[Figure record extracts]
↓↓↓

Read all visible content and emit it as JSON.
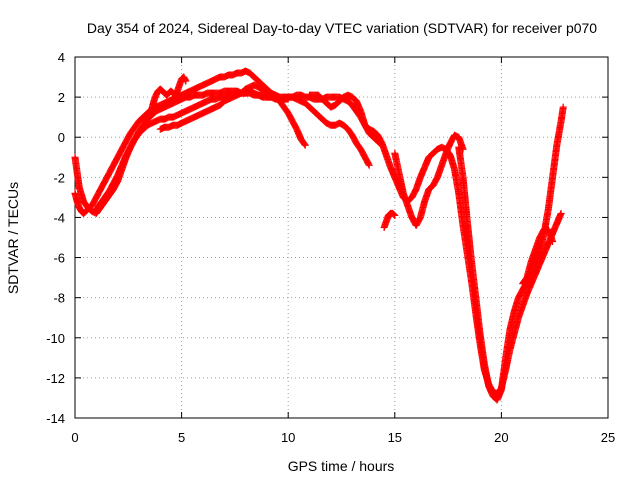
{
  "chart_data": {
    "type": "scatter",
    "title": "Day 354 of 2024, Sidereal Day-to-day VTEC variation (SDTVAR) for receiver p070",
    "xlabel": "GPS time / hours",
    "ylabel": "SDTVAR / TECUs",
    "xlim": [
      0,
      25
    ],
    "ylim": [
      -14,
      4
    ],
    "xticks": [
      0,
      5,
      10,
      15,
      20,
      25
    ],
    "yticks": [
      -14,
      -12,
      -10,
      -8,
      -6,
      -4,
      -2,
      0,
      2,
      4
    ],
    "grid": true,
    "legend": "none",
    "marker": "plus",
    "color": "#ff0000",
    "series": [
      {
        "x": [
          0.0,
          0.1,
          0.2,
          0.3,
          0.4,
          0.5,
          0.6,
          0.8,
          1.0,
          1.2,
          1.4,
          1.6,
          1.8,
          2.0,
          2.2,
          2.4,
          2.6,
          2.8,
          3.0,
          3.2,
          3.4,
          3.6,
          3.8,
          4.0,
          4.2,
          4.4,
          4.6,
          4.8,
          5.0,
          5.2,
          5.4,
          5.6,
          5.8,
          6.0,
          6.2,
          6.4,
          6.6,
          6.8,
          7.0,
          7.2,
          7.4,
          7.6,
          7.8,
          8.0,
          8.2,
          8.4,
          8.6,
          8.8,
          9.0,
          9.2,
          9.4,
          9.6,
          9.8,
          10.0
        ],
        "y": [
          -2.8,
          -3.2,
          -3.5,
          -3.7,
          -3.8,
          -3.7,
          -3.6,
          -3.4,
          -3.0,
          -2.6,
          -2.2,
          -1.8,
          -1.4,
          -1.0,
          -0.6,
          -0.2,
          0.2,
          0.5,
          0.8,
          1.0,
          1.2,
          1.4,
          1.5,
          1.6,
          1.7,
          1.8,
          1.9,
          2.0,
          2.1,
          2.2,
          2.3,
          2.4,
          2.5,
          2.6,
          2.7,
          2.8,
          2.9,
          3.0,
          3.0,
          3.1,
          3.1,
          3.2,
          3.2,
          3.3,
          3.2,
          3.0,
          2.8,
          2.6,
          2.4,
          2.2,
          2.1,
          2.0,
          2.0,
          2.0
        ]
      },
      {
        "x": [
          0.0,
          0.2,
          0.4,
          0.6,
          0.8,
          1.0,
          1.2,
          1.4,
          1.6,
          1.8,
          2.0,
          2.2,
          2.4,
          2.6,
          2.8,
          3.0,
          3.2,
          3.4,
          3.6,
          3.8,
          4.0,
          4.2,
          4.4,
          4.6,
          4.8,
          5.0,
          5.2,
          5.4,
          5.6,
          5.8,
          6.0,
          6.2,
          6.4,
          6.6,
          6.8,
          7.0,
          7.2,
          7.4,
          7.6,
          7.8,
          8.0,
          8.2,
          8.4,
          8.6,
          8.8,
          9.0,
          9.2,
          9.4,
          9.6,
          9.8,
          10.0
        ],
        "y": [
          -1.0,
          -2.5,
          -3.2,
          -3.5,
          -3.7,
          -3.8,
          -3.5,
          -3.2,
          -2.9,
          -2.6,
          -2.2,
          -1.6,
          -1.0,
          -0.5,
          -0.1,
          0.3,
          0.6,
          0.9,
          1.1,
          1.3,
          1.4,
          1.5,
          1.6,
          1.7,
          1.8,
          1.9,
          2.0,
          2.0,
          2.1,
          2.1,
          2.1,
          2.2,
          2.2,
          2.2,
          2.2,
          2.3,
          2.3,
          2.3,
          2.3,
          2.2,
          2.2,
          2.2,
          2.1,
          2.1,
          2.0,
          2.0,
          2.0,
          2.0,
          1.9,
          1.9,
          1.9
        ]
      },
      {
        "x": [
          1.0,
          1.2,
          1.4,
          1.6,
          1.8,
          2.0,
          2.2,
          2.4,
          2.6,
          2.8,
          3.0,
          3.2,
          3.4,
          3.6,
          3.8,
          4.0,
          4.2,
          4.4,
          4.6,
          4.8,
          5.0,
          5.2,
          5.4,
          5.6,
          5.8,
          6.0,
          6.2,
          6.4,
          6.6,
          6.8,
          7.0,
          7.2,
          7.4,
          7.6,
          7.8,
          8.0,
          8.2,
          8.4,
          8.6,
          8.8,
          9.0
        ],
        "y": [
          -3.6,
          -3.3,
          -3.0,
          -2.7,
          -2.3,
          -1.9,
          -1.4,
          -0.9,
          -0.5,
          -0.1,
          0.2,
          0.4,
          0.6,
          0.7,
          0.8,
          0.9,
          0.9,
          1.0,
          1.0,
          1.1,
          1.2,
          1.3,
          1.4,
          1.5,
          1.6,
          1.7,
          1.8,
          1.9,
          1.9,
          2.0,
          2.0,
          2.1,
          2.1,
          2.2,
          2.2,
          2.2,
          2.3,
          2.2,
          2.1,
          2.1,
          2.1
        ]
      },
      {
        "x": [
          4.0,
          4.2,
          4.4,
          4.6,
          4.8,
          5.0,
          5.2,
          5.4,
          5.6,
          5.8,
          6.0,
          6.2,
          6.4,
          6.6,
          6.8,
          7.0,
          7.2,
          7.4,
          7.6,
          7.8,
          8.0,
          8.2,
          8.4,
          8.6,
          8.8,
          9.0,
          9.2,
          9.4,
          9.6,
          9.8,
          10.0,
          10.2,
          10.4,
          10.6,
          10.8
        ],
        "y": [
          0.4,
          0.5,
          0.5,
          0.6,
          0.6,
          0.7,
          0.8,
          0.9,
          1.0,
          1.1,
          1.2,
          1.3,
          1.4,
          1.5,
          1.6,
          1.8,
          1.9,
          2.0,
          2.1,
          2.2,
          2.4,
          2.5,
          2.6,
          2.5,
          2.4,
          2.3,
          2.2,
          2.0,
          1.8,
          1.5,
          1.2,
          0.8,
          0.4,
          -0.1,
          -0.4
        ]
      },
      {
        "x": [
          3.5,
          3.6,
          3.7,
          3.8,
          3.9,
          4.0,
          4.1,
          4.2,
          4.3,
          4.4,
          4.5,
          4.6,
          4.7,
          4.8,
          4.9,
          5.0,
          5.1,
          5.2
        ],
        "y": [
          1.0,
          1.4,
          1.8,
          2.1,
          2.3,
          2.4,
          2.3,
          2.2,
          2.1,
          2.2,
          2.3,
          2.2,
          2.1,
          2.3,
          2.6,
          2.9,
          3.0,
          2.8
        ]
      },
      {
        "x": [
          10.0,
          10.2,
          10.4,
          10.6,
          10.8,
          11.0,
          11.2,
          11.4,
          11.6,
          11.8,
          12.0,
          12.2,
          12.4,
          12.6,
          12.8,
          13.0,
          13.2,
          13.4,
          13.6,
          13.8,
          14.0,
          14.2,
          14.4,
          14.6,
          14.8,
          15.0,
          15.2,
          15.4,
          15.6,
          15.8,
          16.0,
          16.2,
          16.4,
          16.6,
          16.8,
          17.0,
          17.2,
          17.4,
          17.6,
          17.8,
          18.0,
          18.2,
          18.4,
          18.6,
          18.8,
          19.0,
          19.2,
          19.4,
          19.6,
          19.8,
          20.0,
          20.2,
          20.4,
          20.6,
          20.8,
          21.0,
          21.2,
          21.4,
          21.6,
          21.8,
          22.0,
          22.2,
          22.4,
          22.6,
          22.8
        ],
        "y": [
          2.0,
          2.0,
          2.1,
          2.1,
          2.0,
          2.0,
          1.9,
          1.9,
          1.9,
          2.0,
          2.0,
          2.0,
          2.0,
          1.9,
          1.8,
          1.6,
          1.3,
          1.0,
          0.6,
          0.4,
          0.3,
          0.1,
          -0.3,
          -0.9,
          -1.5,
          -2.0,
          -2.5,
          -3.0,
          -3.2,
          -3.0,
          -2.6,
          -2.0,
          -1.5,
          -1.0,
          -0.8,
          -0.6,
          -0.5,
          -0.6,
          -0.9,
          -1.6,
          -2.8,
          -4.4,
          -5.8,
          -7.2,
          -8.8,
          -10.3,
          -11.6,
          -12.3,
          -12.7,
          -12.8,
          -12.5,
          -11.6,
          -10.6,
          -9.8,
          -9.0,
          -8.4,
          -7.8,
          -7.3,
          -6.8,
          -6.3,
          -5.8,
          -5.3,
          -4.8,
          -4.3,
          -3.8
        ]
      },
      {
        "x": [
          9.0,
          9.2,
          9.4,
          9.6,
          9.8,
          10.0,
          10.2,
          10.4,
          10.6,
          10.8,
          11.0,
          11.2,
          11.4,
          11.6,
          11.8,
          12.0,
          12.2,
          12.4,
          12.6,
          12.8,
          13.0,
          13.2,
          13.4,
          13.6,
          13.8
        ],
        "y": [
          2.0,
          2.0,
          1.9,
          1.9,
          1.9,
          2.0,
          2.0,
          1.9,
          1.8,
          1.7,
          1.5,
          1.3,
          1.1,
          0.9,
          0.7,
          0.6,
          0.6,
          0.7,
          0.6,
          0.4,
          0.1,
          -0.3,
          -0.6,
          -1.0,
          -1.4
        ]
      },
      {
        "x": [
          11.0,
          11.2,
          11.4,
          11.6,
          11.8,
          12.0,
          12.2,
          12.4,
          12.6,
          12.8,
          13.0,
          13.2,
          13.4,
          13.6,
          13.8,
          14.0,
          14.2,
          14.4
        ],
        "y": [
          2.1,
          2.1,
          2.1,
          1.9,
          1.7,
          1.5,
          1.6,
          1.8,
          2.0,
          2.1,
          2.0,
          1.8,
          1.3,
          0.6,
          0.2,
          0.0,
          -0.2,
          -0.4
        ]
      },
      {
        "x": [
          14.5,
          14.6,
          14.7,
          14.8,
          14.9,
          15.0
        ],
        "y": [
          -4.5,
          -4.2,
          -3.9,
          -3.8,
          -3.8,
          -3.9
        ]
      },
      {
        "x": [
          15.0,
          15.2,
          15.4,
          15.6,
          15.8,
          16.0,
          16.2,
          16.4,
          16.6,
          16.8,
          17.0,
          17.2,
          17.4,
          17.6,
          17.8,
          18.0,
          18.2
        ],
        "y": [
          -0.8,
          -1.8,
          -2.8,
          -3.4,
          -4.0,
          -4.4,
          -4.0,
          -3.2,
          -2.6,
          -2.4,
          -2.0,
          -1.4,
          -0.8,
          -0.3,
          0.1,
          0.0,
          -0.6
        ]
      },
      {
        "x": [
          18.0,
          18.2,
          18.4,
          18.6,
          18.8,
          19.0,
          19.2,
          19.4,
          19.6,
          19.8,
          20.0,
          20.2,
          20.4,
          20.6,
          20.8,
          21.0,
          21.2,
          21.4,
          21.6,
          21.8,
          22.0,
          22.2,
          22.4,
          22.6,
          22.8,
          22.9
        ],
        "y": [
          -0.5,
          -2.0,
          -4.2,
          -6.2,
          -8.0,
          -9.8,
          -11.3,
          -12.4,
          -12.9,
          -13.1,
          -12.6,
          -11.0,
          -9.6,
          -8.7,
          -8.0,
          -7.6,
          -7.2,
          -6.7,
          -6.3,
          -5.7,
          -4.8,
          -3.6,
          -2.0,
          -0.4,
          0.8,
          1.5
        ]
      },
      {
        "x": [
          21.0,
          21.2,
          21.4,
          21.6,
          21.8,
          22.0,
          22.2,
          22.4
        ],
        "y": [
          -7.3,
          -7.0,
          -6.2,
          -5.6,
          -5.0,
          -4.6,
          -4.6,
          -5.2
        ]
      }
    ]
  }
}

↑↑↑

> [Objective] Show each line holding the word "SDTVAR".

> [Response to this task]
    "title": "Day 354 of 2024, Sidereal Day-to-day VTEC variation (SDTVAR) for receiver p070",
    "ylabel": "SDTVAR / TECUs",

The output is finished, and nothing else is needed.